- EXERCISE REQUIREMENTS: Report all lines holding "this".

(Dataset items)
****
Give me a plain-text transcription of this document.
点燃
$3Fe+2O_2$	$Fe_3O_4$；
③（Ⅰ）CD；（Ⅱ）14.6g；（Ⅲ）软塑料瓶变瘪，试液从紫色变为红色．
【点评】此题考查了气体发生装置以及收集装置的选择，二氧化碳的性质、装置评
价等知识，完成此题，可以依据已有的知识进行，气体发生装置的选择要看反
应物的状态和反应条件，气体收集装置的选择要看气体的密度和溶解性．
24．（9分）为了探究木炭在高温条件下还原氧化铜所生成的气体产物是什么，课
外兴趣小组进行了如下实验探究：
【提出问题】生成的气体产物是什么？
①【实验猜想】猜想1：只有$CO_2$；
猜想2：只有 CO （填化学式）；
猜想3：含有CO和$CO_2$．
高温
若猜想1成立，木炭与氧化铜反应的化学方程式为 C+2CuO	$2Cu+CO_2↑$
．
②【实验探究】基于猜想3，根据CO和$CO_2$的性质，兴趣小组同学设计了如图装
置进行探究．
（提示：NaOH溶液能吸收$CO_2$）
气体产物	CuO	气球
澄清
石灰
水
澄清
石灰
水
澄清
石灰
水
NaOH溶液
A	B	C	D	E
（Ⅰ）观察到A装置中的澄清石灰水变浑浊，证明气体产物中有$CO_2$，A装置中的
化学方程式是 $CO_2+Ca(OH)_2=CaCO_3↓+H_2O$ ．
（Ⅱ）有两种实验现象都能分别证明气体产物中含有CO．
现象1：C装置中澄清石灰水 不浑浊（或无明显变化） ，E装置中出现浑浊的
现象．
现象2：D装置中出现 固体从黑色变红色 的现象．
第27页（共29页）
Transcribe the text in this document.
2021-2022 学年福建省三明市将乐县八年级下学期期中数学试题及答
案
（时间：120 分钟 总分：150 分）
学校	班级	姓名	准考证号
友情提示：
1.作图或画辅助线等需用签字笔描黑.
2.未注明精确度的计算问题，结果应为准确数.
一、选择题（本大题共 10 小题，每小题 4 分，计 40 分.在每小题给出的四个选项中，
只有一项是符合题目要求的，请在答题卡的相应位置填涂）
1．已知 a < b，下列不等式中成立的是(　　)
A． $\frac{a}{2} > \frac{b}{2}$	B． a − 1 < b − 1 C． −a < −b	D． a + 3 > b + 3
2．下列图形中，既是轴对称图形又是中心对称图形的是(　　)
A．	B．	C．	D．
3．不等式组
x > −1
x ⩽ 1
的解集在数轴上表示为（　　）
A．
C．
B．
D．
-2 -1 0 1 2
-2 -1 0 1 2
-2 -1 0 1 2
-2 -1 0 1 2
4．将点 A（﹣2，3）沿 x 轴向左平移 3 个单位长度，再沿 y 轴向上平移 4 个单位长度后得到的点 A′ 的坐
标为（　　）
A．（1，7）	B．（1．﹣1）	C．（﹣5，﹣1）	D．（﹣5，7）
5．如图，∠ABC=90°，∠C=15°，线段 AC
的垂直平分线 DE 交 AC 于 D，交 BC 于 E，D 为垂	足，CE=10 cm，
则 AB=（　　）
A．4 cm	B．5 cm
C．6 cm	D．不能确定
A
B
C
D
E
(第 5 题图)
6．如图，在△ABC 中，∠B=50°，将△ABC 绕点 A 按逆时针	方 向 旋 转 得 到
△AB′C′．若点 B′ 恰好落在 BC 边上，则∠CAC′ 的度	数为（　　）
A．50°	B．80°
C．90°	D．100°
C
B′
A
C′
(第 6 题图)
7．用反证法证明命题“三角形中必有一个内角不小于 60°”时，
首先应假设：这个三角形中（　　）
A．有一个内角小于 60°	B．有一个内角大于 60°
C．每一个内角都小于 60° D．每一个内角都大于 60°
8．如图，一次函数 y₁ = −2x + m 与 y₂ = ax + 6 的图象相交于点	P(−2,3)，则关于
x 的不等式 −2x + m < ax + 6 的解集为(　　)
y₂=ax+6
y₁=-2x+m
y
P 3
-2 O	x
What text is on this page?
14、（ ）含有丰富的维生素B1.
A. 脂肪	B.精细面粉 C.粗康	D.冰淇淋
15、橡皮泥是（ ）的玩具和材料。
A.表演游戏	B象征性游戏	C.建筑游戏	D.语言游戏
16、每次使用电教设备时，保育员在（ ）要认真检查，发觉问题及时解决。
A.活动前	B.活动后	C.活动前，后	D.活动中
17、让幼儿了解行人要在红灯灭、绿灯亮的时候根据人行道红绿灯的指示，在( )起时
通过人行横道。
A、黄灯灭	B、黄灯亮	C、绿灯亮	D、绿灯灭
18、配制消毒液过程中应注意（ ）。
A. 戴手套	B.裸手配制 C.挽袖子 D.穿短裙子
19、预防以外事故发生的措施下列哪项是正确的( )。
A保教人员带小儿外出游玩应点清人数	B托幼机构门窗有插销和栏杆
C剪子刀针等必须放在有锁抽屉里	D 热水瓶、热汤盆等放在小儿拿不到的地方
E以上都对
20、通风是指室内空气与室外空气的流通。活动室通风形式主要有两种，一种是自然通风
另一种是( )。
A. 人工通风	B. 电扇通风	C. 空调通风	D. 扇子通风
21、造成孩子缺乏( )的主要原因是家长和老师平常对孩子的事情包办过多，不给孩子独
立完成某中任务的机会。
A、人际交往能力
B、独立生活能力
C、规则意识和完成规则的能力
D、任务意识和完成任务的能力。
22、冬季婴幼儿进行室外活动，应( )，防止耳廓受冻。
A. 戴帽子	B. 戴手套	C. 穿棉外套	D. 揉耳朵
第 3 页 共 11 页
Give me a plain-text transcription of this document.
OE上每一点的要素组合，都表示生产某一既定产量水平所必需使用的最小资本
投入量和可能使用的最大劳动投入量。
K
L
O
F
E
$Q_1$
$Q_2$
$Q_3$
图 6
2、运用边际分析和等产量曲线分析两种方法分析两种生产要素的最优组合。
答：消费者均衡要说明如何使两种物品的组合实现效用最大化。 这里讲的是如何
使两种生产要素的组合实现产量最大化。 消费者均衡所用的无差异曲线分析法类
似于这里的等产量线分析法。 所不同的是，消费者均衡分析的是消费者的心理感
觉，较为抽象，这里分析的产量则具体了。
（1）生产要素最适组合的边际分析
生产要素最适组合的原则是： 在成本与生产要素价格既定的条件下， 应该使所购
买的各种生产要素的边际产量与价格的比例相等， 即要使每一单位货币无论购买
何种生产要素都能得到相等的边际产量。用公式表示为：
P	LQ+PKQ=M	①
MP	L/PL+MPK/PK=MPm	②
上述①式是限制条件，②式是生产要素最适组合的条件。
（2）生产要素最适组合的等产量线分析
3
****
- TASK ANSWER:
Give me a plain-text transcription of this document.
Transcribe the text in this document.
What text is on this page?
Give me a plain-text transcription of this document.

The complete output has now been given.